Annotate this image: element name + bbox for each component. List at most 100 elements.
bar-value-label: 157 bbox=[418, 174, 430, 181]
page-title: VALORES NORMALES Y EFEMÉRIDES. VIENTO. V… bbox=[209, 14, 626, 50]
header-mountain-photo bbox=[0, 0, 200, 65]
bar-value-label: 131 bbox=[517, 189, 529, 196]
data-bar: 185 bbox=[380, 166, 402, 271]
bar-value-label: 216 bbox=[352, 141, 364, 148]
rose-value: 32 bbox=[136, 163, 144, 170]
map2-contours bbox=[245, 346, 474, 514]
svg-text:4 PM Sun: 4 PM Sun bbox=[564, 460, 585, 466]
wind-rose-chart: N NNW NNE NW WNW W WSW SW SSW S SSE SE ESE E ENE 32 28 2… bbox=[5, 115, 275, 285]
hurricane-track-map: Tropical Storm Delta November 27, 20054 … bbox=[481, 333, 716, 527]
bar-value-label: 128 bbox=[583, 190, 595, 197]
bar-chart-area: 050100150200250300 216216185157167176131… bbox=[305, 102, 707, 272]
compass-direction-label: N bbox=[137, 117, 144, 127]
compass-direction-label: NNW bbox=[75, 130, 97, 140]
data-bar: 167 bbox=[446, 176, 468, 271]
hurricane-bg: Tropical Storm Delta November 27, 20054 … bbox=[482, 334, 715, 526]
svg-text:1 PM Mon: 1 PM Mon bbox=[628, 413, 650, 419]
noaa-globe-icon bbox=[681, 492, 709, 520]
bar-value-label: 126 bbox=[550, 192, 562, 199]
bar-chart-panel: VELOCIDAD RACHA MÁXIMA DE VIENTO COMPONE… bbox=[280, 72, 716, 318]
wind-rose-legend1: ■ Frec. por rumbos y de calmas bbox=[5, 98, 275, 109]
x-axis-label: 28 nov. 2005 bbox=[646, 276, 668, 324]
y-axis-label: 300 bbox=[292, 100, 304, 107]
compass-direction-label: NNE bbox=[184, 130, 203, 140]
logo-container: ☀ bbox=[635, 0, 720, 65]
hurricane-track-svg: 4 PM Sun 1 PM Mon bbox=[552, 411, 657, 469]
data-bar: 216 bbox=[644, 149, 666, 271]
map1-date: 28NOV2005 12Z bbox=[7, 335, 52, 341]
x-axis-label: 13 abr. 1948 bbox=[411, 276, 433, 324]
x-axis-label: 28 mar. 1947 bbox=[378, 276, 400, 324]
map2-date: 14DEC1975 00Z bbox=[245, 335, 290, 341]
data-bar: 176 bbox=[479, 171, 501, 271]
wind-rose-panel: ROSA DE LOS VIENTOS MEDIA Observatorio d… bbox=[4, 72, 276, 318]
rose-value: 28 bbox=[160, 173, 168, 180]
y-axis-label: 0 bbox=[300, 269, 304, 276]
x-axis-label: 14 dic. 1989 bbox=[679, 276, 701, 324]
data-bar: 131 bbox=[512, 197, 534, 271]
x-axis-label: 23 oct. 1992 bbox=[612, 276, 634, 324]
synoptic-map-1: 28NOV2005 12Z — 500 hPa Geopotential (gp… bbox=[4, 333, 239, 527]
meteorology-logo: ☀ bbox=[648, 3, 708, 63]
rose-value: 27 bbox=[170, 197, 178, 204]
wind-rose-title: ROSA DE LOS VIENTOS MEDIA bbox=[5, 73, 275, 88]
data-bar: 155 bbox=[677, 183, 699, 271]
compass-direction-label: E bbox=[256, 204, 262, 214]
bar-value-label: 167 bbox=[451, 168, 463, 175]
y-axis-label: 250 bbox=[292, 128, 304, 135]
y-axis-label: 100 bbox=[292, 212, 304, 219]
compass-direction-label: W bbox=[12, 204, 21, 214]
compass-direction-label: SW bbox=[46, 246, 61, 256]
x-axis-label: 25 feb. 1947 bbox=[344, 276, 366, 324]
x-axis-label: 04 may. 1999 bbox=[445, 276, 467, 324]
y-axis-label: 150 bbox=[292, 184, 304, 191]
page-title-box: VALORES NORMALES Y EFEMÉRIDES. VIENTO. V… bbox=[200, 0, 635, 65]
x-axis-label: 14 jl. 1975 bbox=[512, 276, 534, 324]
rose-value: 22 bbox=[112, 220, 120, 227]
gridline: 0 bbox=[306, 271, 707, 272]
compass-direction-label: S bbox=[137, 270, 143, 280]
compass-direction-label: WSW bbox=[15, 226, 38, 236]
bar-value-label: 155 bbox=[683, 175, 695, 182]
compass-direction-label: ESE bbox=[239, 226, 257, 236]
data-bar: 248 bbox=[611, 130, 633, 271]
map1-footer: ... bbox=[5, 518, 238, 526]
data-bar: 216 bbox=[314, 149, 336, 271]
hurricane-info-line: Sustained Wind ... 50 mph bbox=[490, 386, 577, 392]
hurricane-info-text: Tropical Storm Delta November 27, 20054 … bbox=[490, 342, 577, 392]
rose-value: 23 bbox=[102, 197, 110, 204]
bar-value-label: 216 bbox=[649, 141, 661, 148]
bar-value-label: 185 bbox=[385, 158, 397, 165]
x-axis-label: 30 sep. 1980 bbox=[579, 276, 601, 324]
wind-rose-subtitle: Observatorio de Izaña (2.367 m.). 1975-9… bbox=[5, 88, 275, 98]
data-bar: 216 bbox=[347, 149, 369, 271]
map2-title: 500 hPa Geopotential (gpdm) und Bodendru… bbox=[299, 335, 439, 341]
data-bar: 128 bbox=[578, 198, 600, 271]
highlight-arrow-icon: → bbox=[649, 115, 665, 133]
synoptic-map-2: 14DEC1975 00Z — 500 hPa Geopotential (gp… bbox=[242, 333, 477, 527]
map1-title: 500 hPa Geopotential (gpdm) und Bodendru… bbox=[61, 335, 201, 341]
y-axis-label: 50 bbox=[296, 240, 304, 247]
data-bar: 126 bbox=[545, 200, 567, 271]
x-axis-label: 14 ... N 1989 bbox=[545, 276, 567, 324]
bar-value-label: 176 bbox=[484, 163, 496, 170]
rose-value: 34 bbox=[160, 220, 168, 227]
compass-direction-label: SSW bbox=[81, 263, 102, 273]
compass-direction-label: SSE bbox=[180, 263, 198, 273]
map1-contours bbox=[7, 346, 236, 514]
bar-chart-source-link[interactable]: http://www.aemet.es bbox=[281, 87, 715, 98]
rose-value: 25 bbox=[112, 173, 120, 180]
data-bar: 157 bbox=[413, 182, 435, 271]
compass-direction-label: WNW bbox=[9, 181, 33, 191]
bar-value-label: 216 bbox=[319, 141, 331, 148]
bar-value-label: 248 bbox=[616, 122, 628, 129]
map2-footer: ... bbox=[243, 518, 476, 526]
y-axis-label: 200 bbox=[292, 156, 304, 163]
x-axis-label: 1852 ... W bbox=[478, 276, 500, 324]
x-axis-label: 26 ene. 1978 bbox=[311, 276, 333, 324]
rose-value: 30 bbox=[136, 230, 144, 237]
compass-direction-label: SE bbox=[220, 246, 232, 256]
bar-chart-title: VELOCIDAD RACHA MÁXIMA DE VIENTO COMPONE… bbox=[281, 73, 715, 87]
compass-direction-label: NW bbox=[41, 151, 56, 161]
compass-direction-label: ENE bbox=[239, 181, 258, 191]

+===+

### What you have to do
Please output the items above from the very first line through the line containing "bar-value-label: 216 bbox=[352, 141, 364, 148]", both ends included, reproducing each line without any change.

### Answer to the task
Annotate this image: element name + bbox for each component. List at most 100 elements.
bar-value-label: 157 bbox=[418, 174, 430, 181]
page-title: VALORES NORMALES Y EFEMÉRIDES. VIENTO. V… bbox=[209, 14, 626, 50]
header-mountain-photo bbox=[0, 0, 200, 65]
bar-value-label: 131 bbox=[517, 189, 529, 196]
data-bar: 185 bbox=[380, 166, 402, 271]
bar-value-label: 216 bbox=[352, 141, 364, 148]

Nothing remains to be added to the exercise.